Task description:
Reproduce each line of the listing exactly.
++++++++++++++++++++
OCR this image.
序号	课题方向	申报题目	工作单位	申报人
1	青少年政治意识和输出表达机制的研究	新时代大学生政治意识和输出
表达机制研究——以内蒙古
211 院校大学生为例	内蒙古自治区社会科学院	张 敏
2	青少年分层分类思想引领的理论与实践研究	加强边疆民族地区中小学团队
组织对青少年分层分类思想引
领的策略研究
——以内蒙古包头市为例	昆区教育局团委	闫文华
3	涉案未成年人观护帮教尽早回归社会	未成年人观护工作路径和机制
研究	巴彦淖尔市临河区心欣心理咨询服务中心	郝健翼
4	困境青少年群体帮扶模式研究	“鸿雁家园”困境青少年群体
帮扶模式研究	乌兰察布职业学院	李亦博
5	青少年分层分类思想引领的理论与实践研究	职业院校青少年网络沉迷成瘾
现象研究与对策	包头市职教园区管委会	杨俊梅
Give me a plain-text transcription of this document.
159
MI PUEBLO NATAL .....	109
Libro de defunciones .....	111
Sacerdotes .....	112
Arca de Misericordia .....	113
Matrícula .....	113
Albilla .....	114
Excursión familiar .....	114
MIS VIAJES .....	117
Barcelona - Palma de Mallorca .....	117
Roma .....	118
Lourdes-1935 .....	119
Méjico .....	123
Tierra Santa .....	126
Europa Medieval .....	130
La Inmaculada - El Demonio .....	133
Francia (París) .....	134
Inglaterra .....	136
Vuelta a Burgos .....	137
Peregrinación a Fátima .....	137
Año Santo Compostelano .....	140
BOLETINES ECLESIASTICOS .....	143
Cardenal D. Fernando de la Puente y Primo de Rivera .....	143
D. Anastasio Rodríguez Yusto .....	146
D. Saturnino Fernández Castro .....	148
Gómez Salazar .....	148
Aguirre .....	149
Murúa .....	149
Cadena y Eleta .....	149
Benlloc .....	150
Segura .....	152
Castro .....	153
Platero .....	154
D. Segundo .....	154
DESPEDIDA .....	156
++++++++++++++++++++
Written answer:
OCR this image.
序号	课题方向	申报题目	工作单位	申报人
1	青少年政治意识和输出表达机制的研究	新时代大学生政治意识和输出
表达机制研究——以内蒙古
211 院校大学生为例	内蒙古自治区社会科学院	张 敏
2	青少年分层分类思想引领的理论与实践研究	加强边疆民族地区中小学团队
组织对青少年分层分类思想引
领的策略研究
——以内蒙古包头市为例	昆区教育局团委	闫文华
3	涉案未成年人观护帮教尽早回归社会	未成年人观护工作路径和机制
研究	巴彦淖尔市临河区心欣心理咨询服务中心	郝健翼
4	困境青少年群体帮扶模式研究	“鸿雁家园”困境青少年群体
帮扶模式研究	乌兰察布职业学院	李亦博
5	青少年分层分类思想引领的理论与实践研究	职业院校青少年网络沉迷成瘾
现象研究与对策	包头市职教园区管委会	杨俊梅
Give me a plain-text transcription of this document.
159
MI PUEBLO NATAL .....	109
Libro de defunciones .....	111
Sacerdotes .....	112
Arca de Misericordia .....	113
Matrícula .....	113
Albilla .....	114
Excursión familiar .....	114
MIS VIAJES .....	117
Barcelona - Palma de Mallorca .....	117
Roma .....	118
Lourdes-1935 .....	119
Méjico .....	123
Tierra Santa .....	126
Europa Medieval .....	130
La Inmaculada - El Demonio .....	133
Francia (París) .....	134
Inglaterra .....	136
Vuelta a Burgos .....	137
Peregrinación a Fátima .....	137
Año Santo Compostelano .....	140
BOLETINES ECLESIASTICOS .....	143
Cardenal D. Fernando de la Puente y Primo de Rivera .....	143
D. Anastasio Rodríguez Yusto .....	146
D. Saturnino Fernández Castro .....	148
Gómez Salazar .....	148
Aguirre .....	149
Murúa .....	149
Cadena y Eleta .....	149
Benlloc .....	150
Segura .....	152
Castro .....	153
Platero .....	154
D. Segundo .....	154
DESPEDIDA .....	156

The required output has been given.